• Data in this exercise:
----------
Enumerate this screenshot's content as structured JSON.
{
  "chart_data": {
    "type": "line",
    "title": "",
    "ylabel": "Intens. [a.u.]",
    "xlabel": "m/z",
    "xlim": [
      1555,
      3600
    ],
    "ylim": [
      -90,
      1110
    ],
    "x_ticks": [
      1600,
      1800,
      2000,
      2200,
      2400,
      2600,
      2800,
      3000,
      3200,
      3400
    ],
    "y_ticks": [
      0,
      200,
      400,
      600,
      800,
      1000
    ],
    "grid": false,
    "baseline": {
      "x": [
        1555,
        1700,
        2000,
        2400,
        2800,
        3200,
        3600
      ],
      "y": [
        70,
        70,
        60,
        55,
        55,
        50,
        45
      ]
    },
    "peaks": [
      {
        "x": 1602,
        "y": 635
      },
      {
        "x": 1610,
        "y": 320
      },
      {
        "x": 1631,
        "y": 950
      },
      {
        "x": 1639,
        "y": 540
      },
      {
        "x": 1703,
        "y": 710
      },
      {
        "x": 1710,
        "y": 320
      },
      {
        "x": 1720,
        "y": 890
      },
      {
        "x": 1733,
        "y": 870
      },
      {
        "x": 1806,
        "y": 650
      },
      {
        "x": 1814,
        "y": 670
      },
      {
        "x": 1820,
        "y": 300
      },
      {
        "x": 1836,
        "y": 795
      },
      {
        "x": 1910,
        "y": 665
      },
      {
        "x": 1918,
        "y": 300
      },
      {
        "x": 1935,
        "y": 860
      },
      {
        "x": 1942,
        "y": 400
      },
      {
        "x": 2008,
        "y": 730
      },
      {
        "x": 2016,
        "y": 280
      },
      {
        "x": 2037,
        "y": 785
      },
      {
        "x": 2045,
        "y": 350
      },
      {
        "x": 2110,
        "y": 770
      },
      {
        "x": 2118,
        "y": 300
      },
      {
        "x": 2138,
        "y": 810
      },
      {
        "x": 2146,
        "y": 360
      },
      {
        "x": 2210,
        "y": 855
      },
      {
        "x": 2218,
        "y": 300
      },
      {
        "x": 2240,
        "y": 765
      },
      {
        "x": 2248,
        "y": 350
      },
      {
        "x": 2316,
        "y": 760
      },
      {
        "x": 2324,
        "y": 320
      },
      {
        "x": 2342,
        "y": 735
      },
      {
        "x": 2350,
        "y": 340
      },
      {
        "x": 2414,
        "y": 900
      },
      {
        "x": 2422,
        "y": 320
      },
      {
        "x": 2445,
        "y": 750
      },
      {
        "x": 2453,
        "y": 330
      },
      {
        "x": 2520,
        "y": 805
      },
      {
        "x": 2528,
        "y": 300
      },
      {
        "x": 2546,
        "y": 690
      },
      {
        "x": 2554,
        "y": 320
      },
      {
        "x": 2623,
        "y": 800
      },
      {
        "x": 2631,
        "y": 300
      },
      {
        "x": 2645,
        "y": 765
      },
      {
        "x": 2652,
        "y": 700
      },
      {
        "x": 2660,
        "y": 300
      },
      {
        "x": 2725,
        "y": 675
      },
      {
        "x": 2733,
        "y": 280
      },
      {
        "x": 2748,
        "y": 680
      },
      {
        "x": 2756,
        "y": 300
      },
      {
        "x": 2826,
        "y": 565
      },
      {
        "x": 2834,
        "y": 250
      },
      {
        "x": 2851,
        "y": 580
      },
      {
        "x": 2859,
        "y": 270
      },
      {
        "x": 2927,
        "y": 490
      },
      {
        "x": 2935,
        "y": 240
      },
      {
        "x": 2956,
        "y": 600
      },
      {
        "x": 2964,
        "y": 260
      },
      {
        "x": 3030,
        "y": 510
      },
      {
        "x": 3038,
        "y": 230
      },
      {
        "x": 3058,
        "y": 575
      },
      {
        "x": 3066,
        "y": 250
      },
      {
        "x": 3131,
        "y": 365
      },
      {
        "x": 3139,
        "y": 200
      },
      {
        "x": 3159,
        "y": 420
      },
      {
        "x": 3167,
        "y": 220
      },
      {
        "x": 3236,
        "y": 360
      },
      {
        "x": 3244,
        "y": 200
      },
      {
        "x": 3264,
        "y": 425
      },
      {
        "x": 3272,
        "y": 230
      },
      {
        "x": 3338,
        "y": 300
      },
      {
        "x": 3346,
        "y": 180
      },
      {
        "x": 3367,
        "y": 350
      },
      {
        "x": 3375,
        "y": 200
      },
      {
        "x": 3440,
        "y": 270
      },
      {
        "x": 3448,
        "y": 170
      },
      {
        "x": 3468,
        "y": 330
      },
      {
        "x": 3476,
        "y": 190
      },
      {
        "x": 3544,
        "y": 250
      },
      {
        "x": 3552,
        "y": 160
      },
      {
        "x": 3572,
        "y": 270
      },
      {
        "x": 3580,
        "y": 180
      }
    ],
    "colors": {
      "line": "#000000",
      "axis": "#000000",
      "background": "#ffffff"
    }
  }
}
----------
Retype all of the material above with every character intact.

• Solution for this problem:
Enumerate this screenshot's content as structured JSON.
{
  "chart_data": {
    "type": "line",
    "title": "",
    "ylabel": "Intens. [a.u.]",
    "xlabel": "m/z",
    "xlim": [
      1555,
      3600
    ],
    "ylim": [
      -90,
      1110
    ],
    "x_ticks": [
      1600,
      1800,
      2000,
      2200,
      2400,
      2600,
      2800,
      3000,
      3200,
      3400
    ],
    "y_ticks": [
      0,
      200,
      400,
      600,
      800,
      1000
    ],
    "grid": false,
    "baseline": {
      "x": [
        1555,
        1700,
        2000,
        2400,
        2800,
        3200,
        3600
      ],
      "y": [
        70,
        70,
        60,
        55,
        55,
        50,
        45
      ]
    },
    "peaks": [
      {
        "x": 1602,
        "y": 635
      },
      {
        "x": 1610,
        "y": 320
      },
      {
        "x": 1631,
        "y": 950
      },
      {
        "x": 1639,
        "y": 540
      },
      {
        "x": 1703,
        "y": 710
      },
      {
        "x": 1710,
        "y": 320
      },
      {
        "x": 1720,
        "y": 890
      },
      {
        "x": 1733,
        "y": 870
      },
      {
        "x": 1806,
        "y": 650
      },
      {
        "x": 1814,
        "y": 670
      },
      {
        "x": 1820,
        "y": 300
      },
      {
        "x": 1836,
        "y": 795
      },
      {
        "x": 1910,
        "y": 665
      },
      {
        "x": 1918,
        "y": 300
      },
      {
        "x": 1935,
        "y": 860
      },
      {
        "x": 1942,
        "y": 400
      },
      {
        "x": 2008,
        "y": 730
      },
      {
        "x": 2016,
        "y": 280
      },
      {
        "x": 2037,
        "y": 785
      },
      {
        "x": 2045,
        "y": 350
      },
      {
        "x": 2110,
        "y": 770
      },
      {
        "x": 2118,
        "y": 300
      },
      {
        "x": 2138,
        "y": 810
      },
      {
        "x": 2146,
        "y": 360
      },
      {
        "x": 2210,
        "y": 855
      },
      {
        "x": 2218,
        "y": 300
      },
      {
        "x": 2240,
        "y": 765
      },
      {
        "x": 2248,
        "y": 350
      },
      {
        "x": 2316,
        "y": 760
      },
      {
        "x": 2324,
        "y": 320
      },
      {
        "x": 2342,
        "y": 735
      },
      {
        "x": 2350,
        "y": 340
      },
      {
        "x": 2414,
        "y": 900
      },
      {
        "x": 2422,
        "y": 320
      },
      {
        "x": 2445,
        "y": 750
      },
      {
        "x": 2453,
        "y": 330
      },
      {
        "x": 2520,
        "y": 805
      },
      {
        "x": 2528,
        "y": 300
      },
      {
        "x": 2546,
        "y": 690
      },
      {
        "x": 2554,
        "y": 320
      },
      {
        "x": 2623,
        "y": 800
      },
      {
        "x": 2631,
        "y": 300
      },
      {
        "x": 2645,
        "y": 765
      },
      {
        "x": 2652,
        "y": 700
      },
      {
        "x": 2660,
        "y": 300
      },
      {
        "x": 2725,
        "y": 675
      },
      {
        "x": 2733,
        "y": 280
      },
      {
        "x": 2748,
        "y": 680
      },
      {
        "x": 2756,
        "y": 300
      },
      {
        "x": 2826,
        "y": 565
      },
      {
        "x": 2834,
        "y": 250
      },
      {
        "x": 2851,
        "y": 580
      },
      {
        "x": 2859,
        "y": 270
      },
      {
        "x": 2927,
        "y": 490
      },
      {
        "x": 2935,
        "y": 240
      },
      {
        "x": 2956,
        "y": 600
      },
      {
        "x": 2964,
        "y": 260
      },
      {
        "x": 3030,
        "y": 510
      },
      {
        "x": 3038,
        "y": 230
      },
      {
        "x": 3058,
        "y": 575
      },
      {
        "x": 3066,
        "y": 250
      },
      {
        "x": 3131,
        "y": 365
      },
      {
        "x": 3139,
        "y": 200
      },
      {
        "x": 3159,
        "y": 420
      },
      {
        "x": 3167,
        "y": 220
      },
      {
        "x": 3236,
        "y": 360
      },
      {
        "x": 3244,
        "y": 200
      },
      {
        "x": 3264,
        "y": 425
      },
      {
        "x": 3272,
        "y": 230
      },
      {
        "x": 3338,
        "y": 300
      },
      {
        "x": 3346,
        "y": 180
      },
      {
        "x": 3367,
        "y": 350
      },
      {
        "x": 3375,
        "y": 200
      },
      {
        "x": 3440,
        "y": 270
      },
      {
        "x": 3448,
        "y": 170
      },
      {
        "x": 3468,
        "y": 330
      },
      {
        "x": 3476,
        "y": 190
      },
      {
        "x": 3544,
        "y": 250
      },
      {
        "x": 3552,
        "y": 160
      },
      {
        "x": 3572,
        "y": 270
      },
      {
        "x": 3580,
        "y": 180
      }
    ],
    "colors": {
      "line": "#000000",
      "axis": "#000000",
      "background": "#ffffff"
    }
  }
}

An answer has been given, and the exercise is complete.